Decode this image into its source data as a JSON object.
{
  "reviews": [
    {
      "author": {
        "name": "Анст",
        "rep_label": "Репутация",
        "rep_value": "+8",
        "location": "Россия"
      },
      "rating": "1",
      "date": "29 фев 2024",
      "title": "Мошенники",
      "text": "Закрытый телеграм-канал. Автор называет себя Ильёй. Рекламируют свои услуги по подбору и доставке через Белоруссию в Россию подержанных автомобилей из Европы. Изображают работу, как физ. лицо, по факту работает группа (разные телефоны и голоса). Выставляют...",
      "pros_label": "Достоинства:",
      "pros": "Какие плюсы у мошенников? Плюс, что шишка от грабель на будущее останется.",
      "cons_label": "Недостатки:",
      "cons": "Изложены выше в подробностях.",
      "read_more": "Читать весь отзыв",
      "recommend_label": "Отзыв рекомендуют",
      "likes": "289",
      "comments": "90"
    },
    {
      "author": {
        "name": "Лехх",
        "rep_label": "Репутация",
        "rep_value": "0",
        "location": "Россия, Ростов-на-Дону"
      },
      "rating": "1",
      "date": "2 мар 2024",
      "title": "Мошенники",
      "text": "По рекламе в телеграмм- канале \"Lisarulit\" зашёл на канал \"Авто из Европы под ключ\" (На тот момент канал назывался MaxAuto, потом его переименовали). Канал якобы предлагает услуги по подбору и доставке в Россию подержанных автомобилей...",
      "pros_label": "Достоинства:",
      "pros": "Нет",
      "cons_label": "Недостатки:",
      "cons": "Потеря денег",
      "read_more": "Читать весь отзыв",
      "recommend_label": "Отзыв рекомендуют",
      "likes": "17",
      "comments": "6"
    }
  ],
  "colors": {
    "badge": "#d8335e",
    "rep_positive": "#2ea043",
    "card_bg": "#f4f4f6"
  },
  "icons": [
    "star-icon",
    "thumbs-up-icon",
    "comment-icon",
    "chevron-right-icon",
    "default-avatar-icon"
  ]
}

========================

Required task:
Copy out all of the lines above exactly.

Written solution:
Decode this image into its source data as a JSON object.
{
  "reviews": [
    {
      "author": {
        "name": "Анст",
        "rep_label": "Репутация",
        "rep_value": "+8",
        "location": "Россия"
      },
      "rating": "1",
      "date": "29 фев 2024",
      "title": "Мошенники",
      "text": "Закрытый телеграм-канал. Автор называет себя Ильёй. Рекламируют свои услуги по подбору и доставке через Белоруссию в Россию подержанных автомобилей из Европы. Изображают работу, как физ. лицо, по факту работает группа (разные телефоны и голоса). Выставляют...",
      "pros_label": "Достоинства:",
      "pros": "Какие плюсы у мошенников? Плюс, что шишка от грабель на будущее останется.",
      "cons_label": "Недостатки:",
      "cons": "Изложены выше в подробностях.",
      "read_more": "Читать весь отзыв",
      "recommend_label": "Отзыв рекомендуют",
      "likes": "289",
      "comments": "90"
    },
    {
      "author": {
        "name": "Лехх",
        "rep_label": "Репутация",
        "rep_value": "0",
        "location": "Россия, Ростов-на-Дону"
      },
      "rating": "1",
      "date": "2 мар 2024",
      "title": "Мошенники",
      "text": "По рекламе в телеграмм- канале \"Lisarulit\" зашёл на канал \"Авто из Европы под ключ\" (На тот момент канал назывался MaxAuto, потом его переименовали). Канал якобы предлагает услуги по подбору и доставке в Россию подержанных автомобилей...",
      "pros_label": "Достоинства:",
      "pros": "Нет",
      "cons_label": "Недостатки:",
      "cons": "Потеря денег",
      "read_more": "Читать весь отзыв",
      "recommend_label": "Отзыв рекомендуют",
      "likes": "17",
      "comments": "6"
    }
  ],
  "colors": {
    "badge": "#d8335e",
    "rep_positive": "#2ea043",
    "card_bg": "#f4f4f6"
  },
  "icons": [
    "star-icon",
    "thumbs-up-icon",
    "comment-icon",
    "chevron-right-icon",
    "default-avatar-icon"
  ]
}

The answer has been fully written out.